» **Set problem**
Every line that contains the word "paradas" should be copied out.

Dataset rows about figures
###
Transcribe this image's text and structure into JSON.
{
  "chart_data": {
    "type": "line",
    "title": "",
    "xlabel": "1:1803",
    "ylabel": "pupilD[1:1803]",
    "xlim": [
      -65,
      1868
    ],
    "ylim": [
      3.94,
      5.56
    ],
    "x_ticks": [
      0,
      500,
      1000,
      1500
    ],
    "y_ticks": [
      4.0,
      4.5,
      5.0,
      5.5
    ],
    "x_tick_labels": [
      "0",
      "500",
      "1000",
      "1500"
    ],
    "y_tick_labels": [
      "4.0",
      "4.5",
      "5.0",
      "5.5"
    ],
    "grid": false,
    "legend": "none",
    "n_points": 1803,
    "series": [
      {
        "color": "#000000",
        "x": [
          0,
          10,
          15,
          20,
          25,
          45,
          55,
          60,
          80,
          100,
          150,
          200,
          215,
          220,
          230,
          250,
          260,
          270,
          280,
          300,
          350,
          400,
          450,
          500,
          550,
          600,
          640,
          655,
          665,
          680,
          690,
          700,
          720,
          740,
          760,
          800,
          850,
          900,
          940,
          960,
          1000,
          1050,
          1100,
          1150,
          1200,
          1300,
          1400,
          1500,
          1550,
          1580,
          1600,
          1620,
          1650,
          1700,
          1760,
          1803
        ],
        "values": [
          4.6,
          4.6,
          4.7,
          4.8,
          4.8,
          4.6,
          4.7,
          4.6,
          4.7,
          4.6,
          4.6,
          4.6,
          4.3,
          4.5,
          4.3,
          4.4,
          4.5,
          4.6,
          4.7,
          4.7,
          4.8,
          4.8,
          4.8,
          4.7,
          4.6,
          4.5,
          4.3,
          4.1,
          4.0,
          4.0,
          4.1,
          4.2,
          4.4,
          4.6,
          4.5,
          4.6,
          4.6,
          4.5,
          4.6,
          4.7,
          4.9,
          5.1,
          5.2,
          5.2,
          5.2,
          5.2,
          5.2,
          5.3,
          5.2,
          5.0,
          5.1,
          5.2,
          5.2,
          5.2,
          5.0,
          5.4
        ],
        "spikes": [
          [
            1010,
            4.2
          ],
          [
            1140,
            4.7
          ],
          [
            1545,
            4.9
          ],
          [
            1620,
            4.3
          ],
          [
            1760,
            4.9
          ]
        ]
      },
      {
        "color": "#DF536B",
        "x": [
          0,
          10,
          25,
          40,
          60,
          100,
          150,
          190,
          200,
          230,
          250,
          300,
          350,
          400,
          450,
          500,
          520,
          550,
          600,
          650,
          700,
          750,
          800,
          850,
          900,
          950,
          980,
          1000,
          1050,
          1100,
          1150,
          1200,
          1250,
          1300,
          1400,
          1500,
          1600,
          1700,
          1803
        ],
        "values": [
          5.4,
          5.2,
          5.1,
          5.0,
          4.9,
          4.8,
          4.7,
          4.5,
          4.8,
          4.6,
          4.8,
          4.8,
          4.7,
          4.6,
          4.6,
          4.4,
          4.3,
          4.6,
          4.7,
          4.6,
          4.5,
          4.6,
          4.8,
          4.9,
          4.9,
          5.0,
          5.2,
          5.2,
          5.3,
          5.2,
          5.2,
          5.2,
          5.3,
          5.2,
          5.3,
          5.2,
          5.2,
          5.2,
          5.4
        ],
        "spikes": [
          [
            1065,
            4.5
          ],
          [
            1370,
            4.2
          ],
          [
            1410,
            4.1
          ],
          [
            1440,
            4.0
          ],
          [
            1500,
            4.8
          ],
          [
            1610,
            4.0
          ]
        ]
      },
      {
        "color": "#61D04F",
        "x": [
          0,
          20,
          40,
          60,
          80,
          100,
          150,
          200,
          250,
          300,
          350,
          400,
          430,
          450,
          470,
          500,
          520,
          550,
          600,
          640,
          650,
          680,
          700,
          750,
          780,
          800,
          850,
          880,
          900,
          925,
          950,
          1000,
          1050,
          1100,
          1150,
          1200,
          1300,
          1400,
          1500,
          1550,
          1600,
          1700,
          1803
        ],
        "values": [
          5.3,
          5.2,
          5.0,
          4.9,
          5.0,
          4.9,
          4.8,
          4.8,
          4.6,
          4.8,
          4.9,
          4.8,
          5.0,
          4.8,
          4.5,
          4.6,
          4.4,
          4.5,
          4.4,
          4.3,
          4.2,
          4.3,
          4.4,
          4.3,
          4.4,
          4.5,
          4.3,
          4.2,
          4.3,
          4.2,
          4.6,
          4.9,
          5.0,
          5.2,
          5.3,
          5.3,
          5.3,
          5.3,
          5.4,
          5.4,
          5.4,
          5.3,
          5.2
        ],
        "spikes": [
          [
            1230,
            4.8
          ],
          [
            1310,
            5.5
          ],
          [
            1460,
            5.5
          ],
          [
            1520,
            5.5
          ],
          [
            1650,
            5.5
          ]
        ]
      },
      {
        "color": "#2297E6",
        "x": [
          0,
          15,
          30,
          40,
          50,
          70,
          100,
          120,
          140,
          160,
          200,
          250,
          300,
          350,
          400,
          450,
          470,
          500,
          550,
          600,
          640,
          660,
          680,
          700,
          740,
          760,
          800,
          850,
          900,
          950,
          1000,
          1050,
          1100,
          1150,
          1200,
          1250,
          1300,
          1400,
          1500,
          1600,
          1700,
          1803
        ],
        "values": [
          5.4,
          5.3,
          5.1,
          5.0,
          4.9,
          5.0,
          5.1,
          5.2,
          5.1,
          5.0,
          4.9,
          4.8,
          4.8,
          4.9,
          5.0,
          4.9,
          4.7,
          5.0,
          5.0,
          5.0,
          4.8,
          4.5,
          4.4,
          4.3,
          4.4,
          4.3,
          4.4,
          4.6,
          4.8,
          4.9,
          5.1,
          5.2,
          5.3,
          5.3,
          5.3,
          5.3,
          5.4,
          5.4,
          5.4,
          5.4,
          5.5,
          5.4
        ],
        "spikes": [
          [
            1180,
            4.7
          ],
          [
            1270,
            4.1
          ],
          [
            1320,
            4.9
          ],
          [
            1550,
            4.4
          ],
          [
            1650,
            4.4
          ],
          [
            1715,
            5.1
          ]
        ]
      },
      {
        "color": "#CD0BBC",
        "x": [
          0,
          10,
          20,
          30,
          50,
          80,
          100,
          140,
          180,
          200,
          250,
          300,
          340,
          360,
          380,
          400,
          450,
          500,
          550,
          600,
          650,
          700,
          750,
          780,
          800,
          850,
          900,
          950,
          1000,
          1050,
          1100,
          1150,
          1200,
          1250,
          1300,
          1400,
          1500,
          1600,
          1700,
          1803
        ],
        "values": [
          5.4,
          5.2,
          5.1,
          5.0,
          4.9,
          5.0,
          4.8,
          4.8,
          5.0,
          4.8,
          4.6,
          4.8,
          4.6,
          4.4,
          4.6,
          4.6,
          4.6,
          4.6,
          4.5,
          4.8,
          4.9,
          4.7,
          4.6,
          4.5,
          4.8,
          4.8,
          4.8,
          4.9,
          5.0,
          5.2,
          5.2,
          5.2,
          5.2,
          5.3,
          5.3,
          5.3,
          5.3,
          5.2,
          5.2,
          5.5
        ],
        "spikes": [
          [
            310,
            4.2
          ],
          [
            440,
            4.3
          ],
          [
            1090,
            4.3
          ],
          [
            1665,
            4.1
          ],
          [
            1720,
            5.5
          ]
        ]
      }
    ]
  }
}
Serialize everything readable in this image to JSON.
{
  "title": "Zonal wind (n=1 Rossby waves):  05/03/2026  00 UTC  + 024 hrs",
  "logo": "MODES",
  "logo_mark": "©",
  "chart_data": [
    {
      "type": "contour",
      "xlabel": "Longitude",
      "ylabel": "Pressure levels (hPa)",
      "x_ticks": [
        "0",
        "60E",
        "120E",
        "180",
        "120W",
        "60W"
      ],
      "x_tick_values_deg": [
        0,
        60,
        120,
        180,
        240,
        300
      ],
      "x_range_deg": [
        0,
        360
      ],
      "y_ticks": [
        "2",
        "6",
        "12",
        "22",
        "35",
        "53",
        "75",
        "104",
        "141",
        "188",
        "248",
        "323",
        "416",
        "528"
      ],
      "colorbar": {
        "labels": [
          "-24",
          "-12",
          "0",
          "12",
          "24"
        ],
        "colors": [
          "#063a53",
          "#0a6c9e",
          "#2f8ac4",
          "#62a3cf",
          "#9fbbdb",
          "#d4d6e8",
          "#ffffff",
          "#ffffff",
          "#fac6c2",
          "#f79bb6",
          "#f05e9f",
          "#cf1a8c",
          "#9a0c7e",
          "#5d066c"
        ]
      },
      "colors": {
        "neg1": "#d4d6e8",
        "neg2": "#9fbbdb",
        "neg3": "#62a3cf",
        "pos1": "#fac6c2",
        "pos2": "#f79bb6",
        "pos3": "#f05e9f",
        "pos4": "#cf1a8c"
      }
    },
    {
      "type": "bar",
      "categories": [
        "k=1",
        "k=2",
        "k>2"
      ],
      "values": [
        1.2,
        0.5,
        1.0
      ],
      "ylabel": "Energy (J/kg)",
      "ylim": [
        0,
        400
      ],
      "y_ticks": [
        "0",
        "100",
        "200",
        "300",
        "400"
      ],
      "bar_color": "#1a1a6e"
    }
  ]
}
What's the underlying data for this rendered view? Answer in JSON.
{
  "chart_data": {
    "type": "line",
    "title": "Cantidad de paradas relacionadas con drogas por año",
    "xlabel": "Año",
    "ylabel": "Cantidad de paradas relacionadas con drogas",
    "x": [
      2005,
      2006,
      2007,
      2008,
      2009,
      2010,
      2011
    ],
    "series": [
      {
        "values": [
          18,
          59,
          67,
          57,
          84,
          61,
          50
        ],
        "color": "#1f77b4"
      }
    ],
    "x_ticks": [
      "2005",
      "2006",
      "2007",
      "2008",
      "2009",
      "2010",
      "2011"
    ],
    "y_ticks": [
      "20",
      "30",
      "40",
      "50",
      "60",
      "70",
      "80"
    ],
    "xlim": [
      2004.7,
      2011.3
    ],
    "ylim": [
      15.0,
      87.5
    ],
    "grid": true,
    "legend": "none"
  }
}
###
» **Full response**
    "title": "Cantidad de paradas relacionadas con drogas por año",
    "ylabel": "Cantidad de paradas relacionadas con drogas",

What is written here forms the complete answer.